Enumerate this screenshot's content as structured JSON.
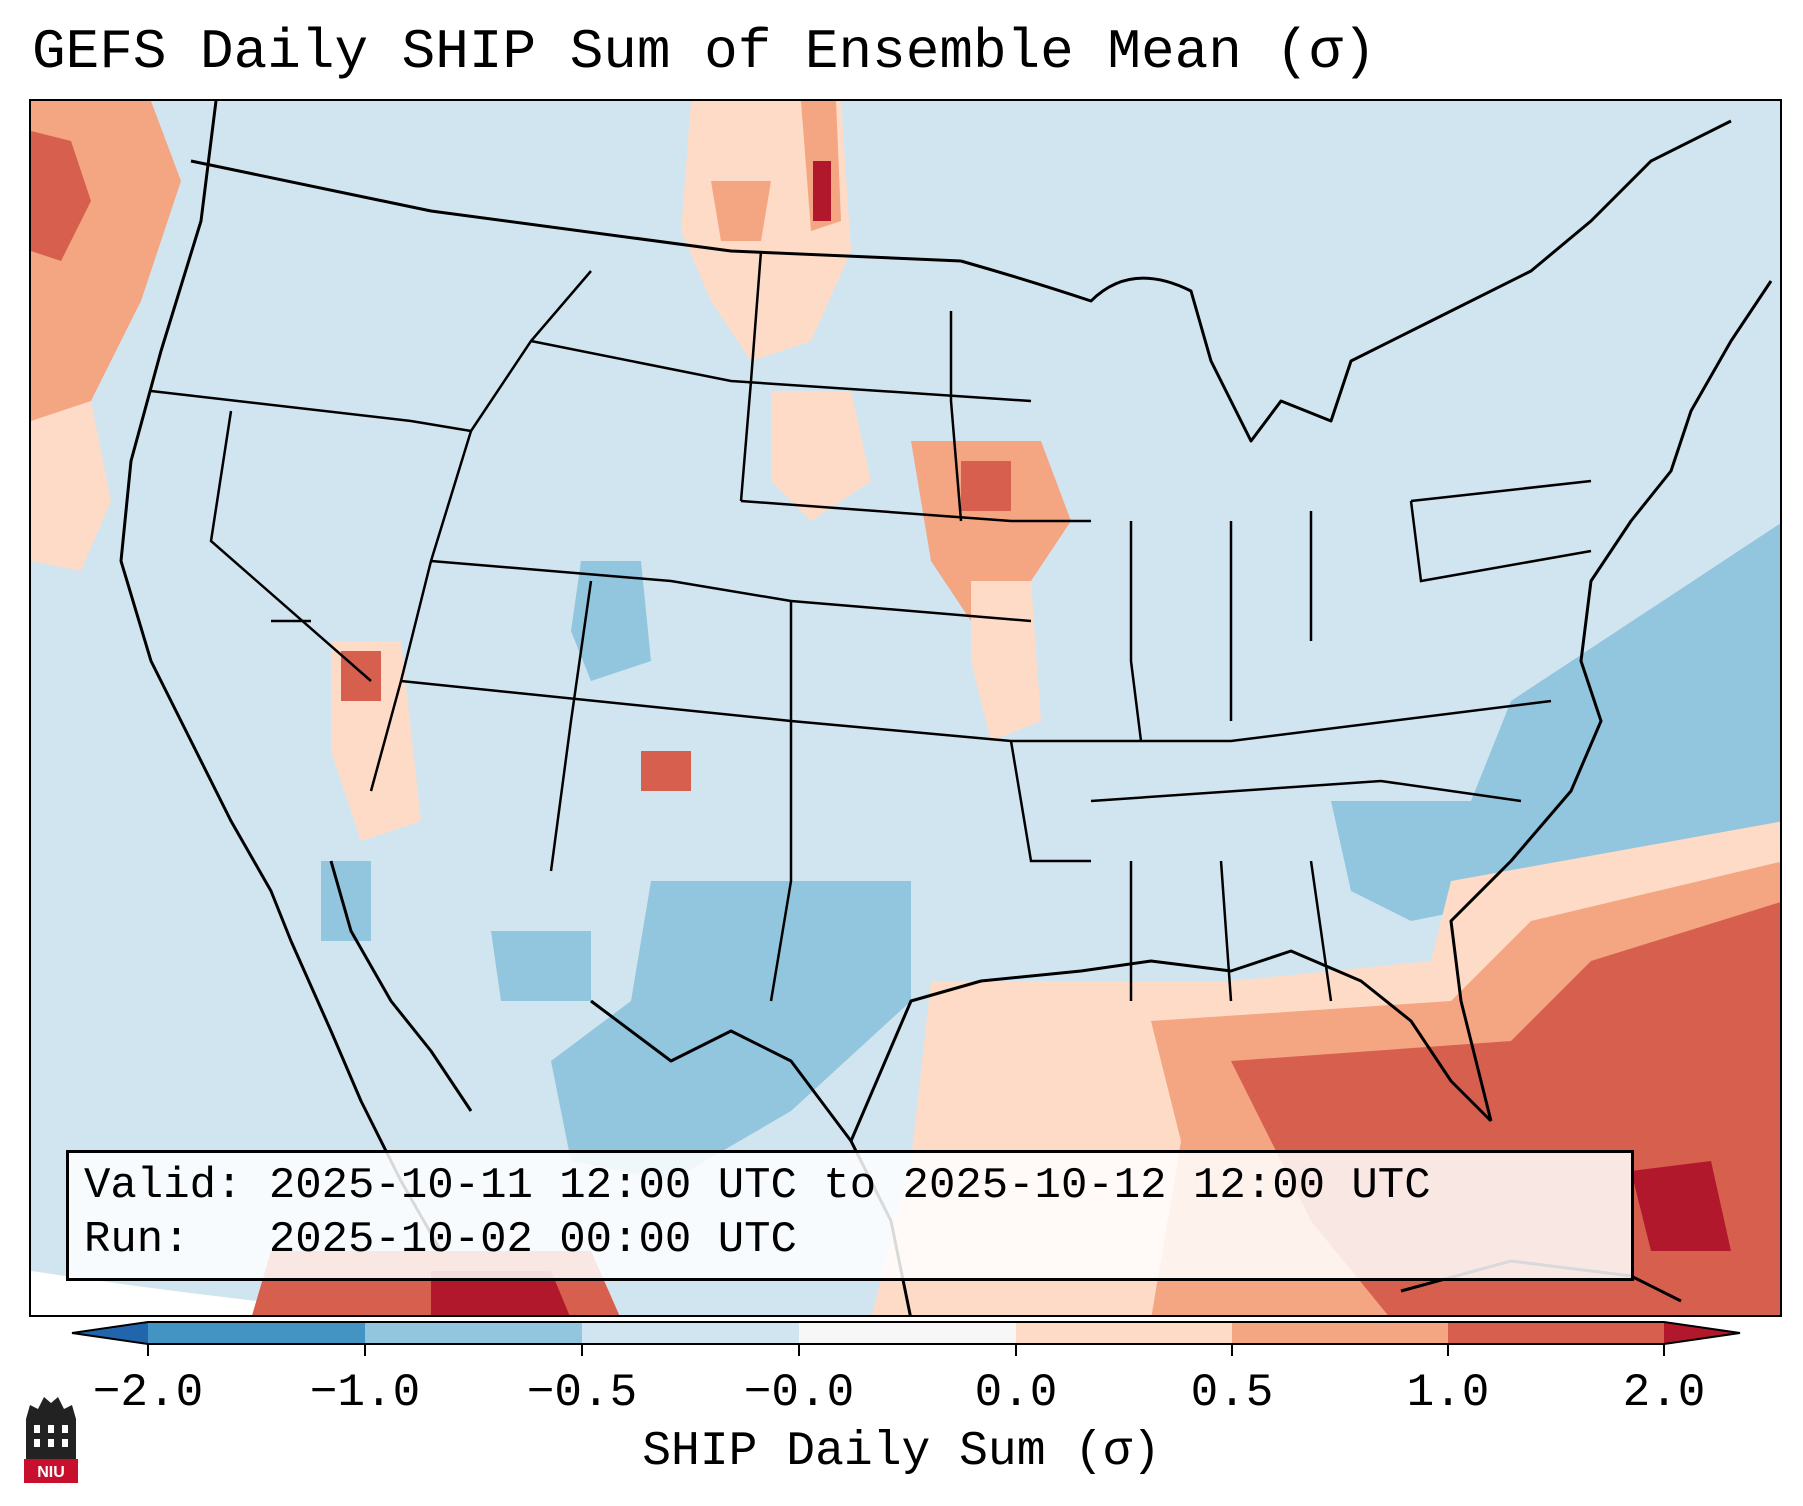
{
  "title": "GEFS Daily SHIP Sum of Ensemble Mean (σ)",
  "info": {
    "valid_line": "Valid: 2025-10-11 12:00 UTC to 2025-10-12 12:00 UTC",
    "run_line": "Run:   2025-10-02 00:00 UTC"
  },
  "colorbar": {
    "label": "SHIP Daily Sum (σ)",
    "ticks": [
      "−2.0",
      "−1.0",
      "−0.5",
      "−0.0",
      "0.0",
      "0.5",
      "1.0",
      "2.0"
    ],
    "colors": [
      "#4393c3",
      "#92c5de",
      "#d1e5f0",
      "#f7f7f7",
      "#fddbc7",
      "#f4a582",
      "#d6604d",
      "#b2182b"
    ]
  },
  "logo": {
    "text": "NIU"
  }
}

Objective> Extract every line that has the string "SHIP" in it.

Expected answer>
  "title": "GEFS Daily SHIP Sum of Ensemble Mean (σ)",
    "label": "SHIP Daily Sum (σ)",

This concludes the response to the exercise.